SET EXERCISE. Render the part of the entries that begins with the first line and ends with the line containing "step-installation xyxy=(629,159,677,207)" as a JSON list of strings, one string per line, leaving out blank lines.

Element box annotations

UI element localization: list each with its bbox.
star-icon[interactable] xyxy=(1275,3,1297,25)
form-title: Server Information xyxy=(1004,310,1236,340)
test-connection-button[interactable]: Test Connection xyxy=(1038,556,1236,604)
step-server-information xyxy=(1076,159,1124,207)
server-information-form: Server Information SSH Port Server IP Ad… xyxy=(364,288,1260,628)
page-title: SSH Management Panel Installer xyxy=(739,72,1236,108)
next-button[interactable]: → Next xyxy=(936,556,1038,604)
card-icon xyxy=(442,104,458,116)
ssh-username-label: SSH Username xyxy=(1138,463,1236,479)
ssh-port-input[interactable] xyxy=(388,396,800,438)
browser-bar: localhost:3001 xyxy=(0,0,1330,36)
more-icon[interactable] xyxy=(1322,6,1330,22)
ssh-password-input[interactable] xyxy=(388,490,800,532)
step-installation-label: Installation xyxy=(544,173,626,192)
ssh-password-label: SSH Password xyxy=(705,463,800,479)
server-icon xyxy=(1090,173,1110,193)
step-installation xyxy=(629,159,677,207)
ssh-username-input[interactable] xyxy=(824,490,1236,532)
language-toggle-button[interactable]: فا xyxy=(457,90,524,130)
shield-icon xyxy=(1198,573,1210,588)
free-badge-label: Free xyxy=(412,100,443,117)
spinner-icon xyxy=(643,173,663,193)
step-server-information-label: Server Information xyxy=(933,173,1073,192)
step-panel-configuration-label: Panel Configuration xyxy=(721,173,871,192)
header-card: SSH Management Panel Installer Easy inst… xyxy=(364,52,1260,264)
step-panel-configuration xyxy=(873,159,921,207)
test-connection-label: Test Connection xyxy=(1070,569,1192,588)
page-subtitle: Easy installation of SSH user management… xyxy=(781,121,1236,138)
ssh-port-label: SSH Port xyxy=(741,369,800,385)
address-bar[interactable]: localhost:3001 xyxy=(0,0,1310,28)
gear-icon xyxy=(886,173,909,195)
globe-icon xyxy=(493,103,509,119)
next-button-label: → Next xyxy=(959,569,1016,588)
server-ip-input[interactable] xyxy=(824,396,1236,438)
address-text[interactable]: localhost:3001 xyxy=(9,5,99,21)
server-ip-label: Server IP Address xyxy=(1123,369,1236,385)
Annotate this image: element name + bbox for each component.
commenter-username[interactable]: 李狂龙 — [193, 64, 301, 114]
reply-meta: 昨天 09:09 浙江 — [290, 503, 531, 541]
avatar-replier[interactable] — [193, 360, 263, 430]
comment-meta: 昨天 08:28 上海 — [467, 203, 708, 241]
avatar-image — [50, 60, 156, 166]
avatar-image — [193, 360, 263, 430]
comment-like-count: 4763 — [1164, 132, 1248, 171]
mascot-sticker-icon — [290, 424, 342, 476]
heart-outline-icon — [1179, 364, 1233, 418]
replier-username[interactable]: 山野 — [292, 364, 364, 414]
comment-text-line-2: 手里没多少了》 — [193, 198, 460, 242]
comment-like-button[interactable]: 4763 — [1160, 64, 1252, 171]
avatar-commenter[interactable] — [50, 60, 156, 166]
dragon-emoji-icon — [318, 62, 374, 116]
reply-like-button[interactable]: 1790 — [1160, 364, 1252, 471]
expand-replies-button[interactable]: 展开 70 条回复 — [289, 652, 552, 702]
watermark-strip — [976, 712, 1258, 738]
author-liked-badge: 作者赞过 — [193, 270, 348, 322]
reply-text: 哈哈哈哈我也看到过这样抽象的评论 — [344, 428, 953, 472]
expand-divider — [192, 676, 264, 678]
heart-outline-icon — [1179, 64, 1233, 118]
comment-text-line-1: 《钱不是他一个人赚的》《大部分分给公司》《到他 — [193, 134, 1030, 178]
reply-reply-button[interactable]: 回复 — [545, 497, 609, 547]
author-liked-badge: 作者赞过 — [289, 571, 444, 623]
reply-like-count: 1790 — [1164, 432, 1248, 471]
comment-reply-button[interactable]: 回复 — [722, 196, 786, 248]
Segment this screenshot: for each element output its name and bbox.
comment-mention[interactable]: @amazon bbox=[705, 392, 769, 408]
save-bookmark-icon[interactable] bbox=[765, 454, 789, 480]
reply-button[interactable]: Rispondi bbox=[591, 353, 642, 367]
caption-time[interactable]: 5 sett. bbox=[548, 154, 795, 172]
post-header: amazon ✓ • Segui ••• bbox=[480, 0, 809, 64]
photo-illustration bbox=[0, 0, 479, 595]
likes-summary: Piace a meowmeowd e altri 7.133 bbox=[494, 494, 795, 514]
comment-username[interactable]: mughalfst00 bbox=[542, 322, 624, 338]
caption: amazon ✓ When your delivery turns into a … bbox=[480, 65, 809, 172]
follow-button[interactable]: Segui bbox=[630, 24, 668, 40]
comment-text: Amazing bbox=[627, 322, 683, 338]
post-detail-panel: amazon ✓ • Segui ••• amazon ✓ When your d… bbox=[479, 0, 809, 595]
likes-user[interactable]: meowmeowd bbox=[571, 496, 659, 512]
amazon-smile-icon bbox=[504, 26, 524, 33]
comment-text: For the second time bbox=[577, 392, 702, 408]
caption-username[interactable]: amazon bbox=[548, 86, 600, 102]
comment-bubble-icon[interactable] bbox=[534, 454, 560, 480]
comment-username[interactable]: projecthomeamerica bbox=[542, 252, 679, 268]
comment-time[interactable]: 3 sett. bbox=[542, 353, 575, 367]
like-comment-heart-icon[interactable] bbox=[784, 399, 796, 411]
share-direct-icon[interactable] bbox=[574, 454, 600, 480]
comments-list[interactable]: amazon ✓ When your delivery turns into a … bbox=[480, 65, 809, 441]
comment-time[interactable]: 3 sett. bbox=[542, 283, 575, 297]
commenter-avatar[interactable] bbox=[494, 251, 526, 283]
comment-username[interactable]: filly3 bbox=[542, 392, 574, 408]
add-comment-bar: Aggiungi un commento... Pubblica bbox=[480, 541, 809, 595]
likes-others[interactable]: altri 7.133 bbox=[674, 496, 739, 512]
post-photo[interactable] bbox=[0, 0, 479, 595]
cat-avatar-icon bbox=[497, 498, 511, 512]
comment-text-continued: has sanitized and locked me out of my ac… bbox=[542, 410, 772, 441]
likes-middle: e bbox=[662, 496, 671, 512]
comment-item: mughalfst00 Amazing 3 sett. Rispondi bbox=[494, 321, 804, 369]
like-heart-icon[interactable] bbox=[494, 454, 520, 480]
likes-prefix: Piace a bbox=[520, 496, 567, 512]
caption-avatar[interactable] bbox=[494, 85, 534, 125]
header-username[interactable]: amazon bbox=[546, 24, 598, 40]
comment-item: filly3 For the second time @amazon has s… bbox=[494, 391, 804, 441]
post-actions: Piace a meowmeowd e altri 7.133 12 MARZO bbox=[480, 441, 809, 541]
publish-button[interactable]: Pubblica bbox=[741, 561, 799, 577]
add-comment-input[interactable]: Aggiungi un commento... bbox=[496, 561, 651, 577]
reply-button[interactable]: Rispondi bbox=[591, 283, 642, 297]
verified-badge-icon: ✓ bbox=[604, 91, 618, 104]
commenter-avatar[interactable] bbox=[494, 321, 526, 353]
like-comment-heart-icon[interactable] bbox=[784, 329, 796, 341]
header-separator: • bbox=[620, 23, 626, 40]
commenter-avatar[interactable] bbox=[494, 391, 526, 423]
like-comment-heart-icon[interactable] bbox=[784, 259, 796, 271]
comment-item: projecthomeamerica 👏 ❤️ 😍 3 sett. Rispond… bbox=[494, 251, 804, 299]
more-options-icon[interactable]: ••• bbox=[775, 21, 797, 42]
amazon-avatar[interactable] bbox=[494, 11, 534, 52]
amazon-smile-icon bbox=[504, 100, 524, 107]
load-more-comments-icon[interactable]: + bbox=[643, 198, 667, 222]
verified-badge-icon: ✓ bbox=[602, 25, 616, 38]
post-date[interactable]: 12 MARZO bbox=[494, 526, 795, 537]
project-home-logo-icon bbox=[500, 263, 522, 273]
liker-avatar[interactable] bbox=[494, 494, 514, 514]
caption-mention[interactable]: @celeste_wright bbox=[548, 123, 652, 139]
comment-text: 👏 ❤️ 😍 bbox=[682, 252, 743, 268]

RIGHT ANSWER.
[
  "UI element localization: list each with its bbox.",
  "star-icon[interactable] xyxy=(1275,3,1297,25)",
  "form-title: Server Information xyxy=(1004,310,1236,340)",
  "test-connection-button[interactable]: Test Connection xyxy=(1038,556,1236,604)",
  "step-server-information xyxy=(1076,159,1124,207)",
  "server-information-form: Server Information SSH Port Server IP Ad… xyxy=(364,288,1260,628)",
  "page-title: SSH Management Panel Installer xyxy=(739,72,1236,108)",
  "next-button[interactable]: → Next xyxy=(936,556,1038,604)",
  "card-icon xyxy=(442,104,458,116)",
  "ssh-username-label: SSH Username xyxy=(1138,463,1236,479)",
  "ssh-port-input[interactable] xyxy=(388,396,800,438)",
  "browser-bar: localhost:3001 xyxy=(0,0,1330,36)",
  "more-icon[interactable] xyxy=(1322,6,1330,22)",
  "ssh-password-input[interactable] xyxy=(388,490,800,532)",
  "step-installation-label: Installation xyxy=(544,173,626,192)",
  "ssh-password-label: SSH Password xyxy=(705,463,800,479)",
  "server-icon xyxy=(1090,173,1110,193)",
  "step-installation xyxy=(629,159,677,207)"
]